= GIVEN PROBLEM =
Look through the records below, count the lines with the word "demographic", and reply with only the number.

--- BEGIN RECORDED DATA ---

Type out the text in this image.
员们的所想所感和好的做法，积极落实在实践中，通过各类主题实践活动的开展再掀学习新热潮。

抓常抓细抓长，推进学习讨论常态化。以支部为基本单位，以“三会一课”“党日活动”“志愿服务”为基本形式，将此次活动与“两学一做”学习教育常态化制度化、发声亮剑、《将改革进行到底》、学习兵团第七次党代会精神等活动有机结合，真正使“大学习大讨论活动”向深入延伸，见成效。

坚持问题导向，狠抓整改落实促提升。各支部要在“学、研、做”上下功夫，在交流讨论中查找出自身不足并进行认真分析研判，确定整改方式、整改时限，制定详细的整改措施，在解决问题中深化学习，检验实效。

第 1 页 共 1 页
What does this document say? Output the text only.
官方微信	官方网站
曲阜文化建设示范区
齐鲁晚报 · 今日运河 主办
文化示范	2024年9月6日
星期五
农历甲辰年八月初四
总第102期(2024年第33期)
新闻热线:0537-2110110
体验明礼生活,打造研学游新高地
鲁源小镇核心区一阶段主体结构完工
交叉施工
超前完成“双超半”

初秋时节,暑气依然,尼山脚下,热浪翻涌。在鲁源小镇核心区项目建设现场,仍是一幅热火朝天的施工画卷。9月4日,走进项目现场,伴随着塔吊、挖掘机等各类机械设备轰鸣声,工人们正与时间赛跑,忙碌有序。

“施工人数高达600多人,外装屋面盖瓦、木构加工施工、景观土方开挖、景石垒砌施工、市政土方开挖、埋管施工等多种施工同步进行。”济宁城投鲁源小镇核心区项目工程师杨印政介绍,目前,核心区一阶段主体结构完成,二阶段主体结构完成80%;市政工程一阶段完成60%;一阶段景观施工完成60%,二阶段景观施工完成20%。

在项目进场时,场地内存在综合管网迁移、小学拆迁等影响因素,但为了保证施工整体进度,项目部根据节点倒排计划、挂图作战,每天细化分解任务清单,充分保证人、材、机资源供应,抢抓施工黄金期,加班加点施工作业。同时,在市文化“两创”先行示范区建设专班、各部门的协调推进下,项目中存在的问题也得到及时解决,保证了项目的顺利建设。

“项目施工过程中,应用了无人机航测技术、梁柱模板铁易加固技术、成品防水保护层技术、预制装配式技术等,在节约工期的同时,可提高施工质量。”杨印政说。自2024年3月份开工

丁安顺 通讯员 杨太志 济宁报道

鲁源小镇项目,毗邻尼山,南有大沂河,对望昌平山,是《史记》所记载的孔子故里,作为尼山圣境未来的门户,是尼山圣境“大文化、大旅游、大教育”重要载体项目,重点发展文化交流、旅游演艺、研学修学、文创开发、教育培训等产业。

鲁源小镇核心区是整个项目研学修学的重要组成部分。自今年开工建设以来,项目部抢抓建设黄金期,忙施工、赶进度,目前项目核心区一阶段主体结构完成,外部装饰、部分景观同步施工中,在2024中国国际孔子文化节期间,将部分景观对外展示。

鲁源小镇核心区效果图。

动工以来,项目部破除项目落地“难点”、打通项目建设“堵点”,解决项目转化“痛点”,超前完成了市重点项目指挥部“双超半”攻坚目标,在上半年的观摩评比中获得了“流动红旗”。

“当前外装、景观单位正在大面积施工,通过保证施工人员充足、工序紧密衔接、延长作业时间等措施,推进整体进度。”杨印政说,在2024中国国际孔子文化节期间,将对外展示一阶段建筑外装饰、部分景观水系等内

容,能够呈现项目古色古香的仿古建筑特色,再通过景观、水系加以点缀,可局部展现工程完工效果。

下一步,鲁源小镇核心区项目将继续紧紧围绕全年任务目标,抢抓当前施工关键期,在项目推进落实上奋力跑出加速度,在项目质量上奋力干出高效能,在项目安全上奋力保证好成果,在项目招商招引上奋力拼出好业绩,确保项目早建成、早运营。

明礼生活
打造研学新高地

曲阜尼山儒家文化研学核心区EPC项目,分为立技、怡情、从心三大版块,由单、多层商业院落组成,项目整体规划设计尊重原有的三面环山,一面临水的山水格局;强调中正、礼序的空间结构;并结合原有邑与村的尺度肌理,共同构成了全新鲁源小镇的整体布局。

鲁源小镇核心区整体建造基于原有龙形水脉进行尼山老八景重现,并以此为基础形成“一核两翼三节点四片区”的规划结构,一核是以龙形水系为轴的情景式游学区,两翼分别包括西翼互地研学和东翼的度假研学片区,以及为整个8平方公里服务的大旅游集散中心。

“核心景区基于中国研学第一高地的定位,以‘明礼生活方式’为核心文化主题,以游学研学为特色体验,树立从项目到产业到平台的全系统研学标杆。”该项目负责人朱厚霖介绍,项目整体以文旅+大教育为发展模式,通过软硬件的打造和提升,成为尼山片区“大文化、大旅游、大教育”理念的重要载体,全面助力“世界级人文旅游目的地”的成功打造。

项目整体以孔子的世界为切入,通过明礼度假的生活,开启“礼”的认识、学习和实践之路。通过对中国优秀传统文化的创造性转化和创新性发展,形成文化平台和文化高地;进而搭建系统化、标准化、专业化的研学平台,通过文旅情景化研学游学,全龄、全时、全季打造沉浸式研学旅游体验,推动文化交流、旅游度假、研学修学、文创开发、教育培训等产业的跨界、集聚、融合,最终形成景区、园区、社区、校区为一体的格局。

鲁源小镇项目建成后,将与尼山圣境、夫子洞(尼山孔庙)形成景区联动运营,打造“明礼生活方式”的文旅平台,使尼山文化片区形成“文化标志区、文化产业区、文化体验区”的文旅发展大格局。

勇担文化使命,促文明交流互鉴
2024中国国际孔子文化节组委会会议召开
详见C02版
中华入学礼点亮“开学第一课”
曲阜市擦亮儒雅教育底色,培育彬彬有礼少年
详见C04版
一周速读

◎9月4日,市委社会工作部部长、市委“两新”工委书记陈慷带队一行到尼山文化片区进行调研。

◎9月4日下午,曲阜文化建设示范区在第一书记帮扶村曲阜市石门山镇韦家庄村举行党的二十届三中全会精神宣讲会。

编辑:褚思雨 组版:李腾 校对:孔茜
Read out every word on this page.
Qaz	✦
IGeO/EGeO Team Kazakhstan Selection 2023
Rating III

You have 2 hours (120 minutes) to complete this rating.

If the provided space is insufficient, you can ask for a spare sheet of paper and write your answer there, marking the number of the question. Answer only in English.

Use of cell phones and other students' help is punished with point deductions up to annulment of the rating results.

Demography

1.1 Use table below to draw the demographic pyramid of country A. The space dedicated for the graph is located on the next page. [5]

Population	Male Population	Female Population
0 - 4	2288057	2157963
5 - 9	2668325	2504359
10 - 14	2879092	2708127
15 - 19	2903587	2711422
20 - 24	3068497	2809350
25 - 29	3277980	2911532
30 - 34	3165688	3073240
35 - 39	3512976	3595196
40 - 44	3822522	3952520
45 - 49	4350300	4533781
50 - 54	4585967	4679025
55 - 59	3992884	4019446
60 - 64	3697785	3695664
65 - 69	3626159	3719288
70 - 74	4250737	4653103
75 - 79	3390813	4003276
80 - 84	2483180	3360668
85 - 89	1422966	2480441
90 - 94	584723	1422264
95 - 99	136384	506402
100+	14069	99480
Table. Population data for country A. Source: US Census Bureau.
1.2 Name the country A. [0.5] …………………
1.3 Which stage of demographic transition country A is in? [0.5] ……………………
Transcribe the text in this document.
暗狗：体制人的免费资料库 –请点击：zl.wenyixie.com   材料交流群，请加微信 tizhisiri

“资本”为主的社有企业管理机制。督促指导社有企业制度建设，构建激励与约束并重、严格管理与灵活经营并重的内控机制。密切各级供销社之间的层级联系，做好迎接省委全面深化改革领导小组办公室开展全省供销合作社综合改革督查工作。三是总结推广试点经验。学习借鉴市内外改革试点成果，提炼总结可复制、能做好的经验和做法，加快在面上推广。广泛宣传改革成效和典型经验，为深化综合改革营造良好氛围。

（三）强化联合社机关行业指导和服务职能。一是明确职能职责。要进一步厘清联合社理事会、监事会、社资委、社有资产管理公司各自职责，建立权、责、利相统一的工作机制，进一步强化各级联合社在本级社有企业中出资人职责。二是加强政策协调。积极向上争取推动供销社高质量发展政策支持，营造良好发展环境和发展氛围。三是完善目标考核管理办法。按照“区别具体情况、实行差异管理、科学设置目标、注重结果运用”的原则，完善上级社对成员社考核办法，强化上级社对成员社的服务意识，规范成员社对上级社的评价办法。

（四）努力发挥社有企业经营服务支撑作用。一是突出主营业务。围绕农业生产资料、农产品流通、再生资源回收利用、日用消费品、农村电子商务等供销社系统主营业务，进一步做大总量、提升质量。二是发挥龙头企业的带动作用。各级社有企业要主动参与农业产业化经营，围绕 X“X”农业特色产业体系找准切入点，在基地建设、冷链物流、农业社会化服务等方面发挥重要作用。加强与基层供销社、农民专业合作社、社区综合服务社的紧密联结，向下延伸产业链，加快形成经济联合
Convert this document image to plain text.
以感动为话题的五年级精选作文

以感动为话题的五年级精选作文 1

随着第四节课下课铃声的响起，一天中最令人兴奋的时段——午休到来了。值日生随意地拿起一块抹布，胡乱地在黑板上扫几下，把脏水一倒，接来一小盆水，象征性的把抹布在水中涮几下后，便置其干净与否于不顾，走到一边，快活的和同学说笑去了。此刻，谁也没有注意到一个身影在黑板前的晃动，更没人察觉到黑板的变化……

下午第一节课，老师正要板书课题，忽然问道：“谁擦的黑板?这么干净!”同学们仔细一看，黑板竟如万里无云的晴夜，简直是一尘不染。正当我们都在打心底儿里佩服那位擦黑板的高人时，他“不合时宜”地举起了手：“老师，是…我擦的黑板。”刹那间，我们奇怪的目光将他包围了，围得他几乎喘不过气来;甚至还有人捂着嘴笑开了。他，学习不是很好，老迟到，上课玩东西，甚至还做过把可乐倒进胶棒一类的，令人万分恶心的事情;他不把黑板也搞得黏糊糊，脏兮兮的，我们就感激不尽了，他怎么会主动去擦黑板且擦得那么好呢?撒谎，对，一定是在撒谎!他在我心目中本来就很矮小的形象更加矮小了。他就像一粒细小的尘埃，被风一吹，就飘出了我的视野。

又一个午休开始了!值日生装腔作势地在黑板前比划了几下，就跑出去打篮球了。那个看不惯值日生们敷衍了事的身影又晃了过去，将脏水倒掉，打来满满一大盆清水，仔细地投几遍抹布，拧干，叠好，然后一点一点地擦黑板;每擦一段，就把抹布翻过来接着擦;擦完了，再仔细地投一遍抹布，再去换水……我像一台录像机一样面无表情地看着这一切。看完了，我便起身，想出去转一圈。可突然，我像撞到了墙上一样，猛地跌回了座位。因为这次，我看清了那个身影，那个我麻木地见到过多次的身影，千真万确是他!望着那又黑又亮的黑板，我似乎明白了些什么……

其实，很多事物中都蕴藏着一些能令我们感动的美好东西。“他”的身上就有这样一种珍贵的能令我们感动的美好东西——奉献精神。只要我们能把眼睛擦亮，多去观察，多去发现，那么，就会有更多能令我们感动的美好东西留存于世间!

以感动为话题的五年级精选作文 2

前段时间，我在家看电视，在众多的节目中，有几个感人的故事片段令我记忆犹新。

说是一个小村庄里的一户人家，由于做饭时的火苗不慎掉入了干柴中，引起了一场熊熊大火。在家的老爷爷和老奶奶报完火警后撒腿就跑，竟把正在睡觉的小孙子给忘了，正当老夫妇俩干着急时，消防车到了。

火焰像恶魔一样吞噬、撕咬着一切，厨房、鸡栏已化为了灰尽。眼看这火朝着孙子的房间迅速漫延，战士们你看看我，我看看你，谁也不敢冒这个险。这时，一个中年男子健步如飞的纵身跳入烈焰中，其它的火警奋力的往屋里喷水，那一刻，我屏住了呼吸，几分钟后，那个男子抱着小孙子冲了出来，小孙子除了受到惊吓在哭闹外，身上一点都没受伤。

--- END RECORDED DATA ---

= TASK SOLUTION =
2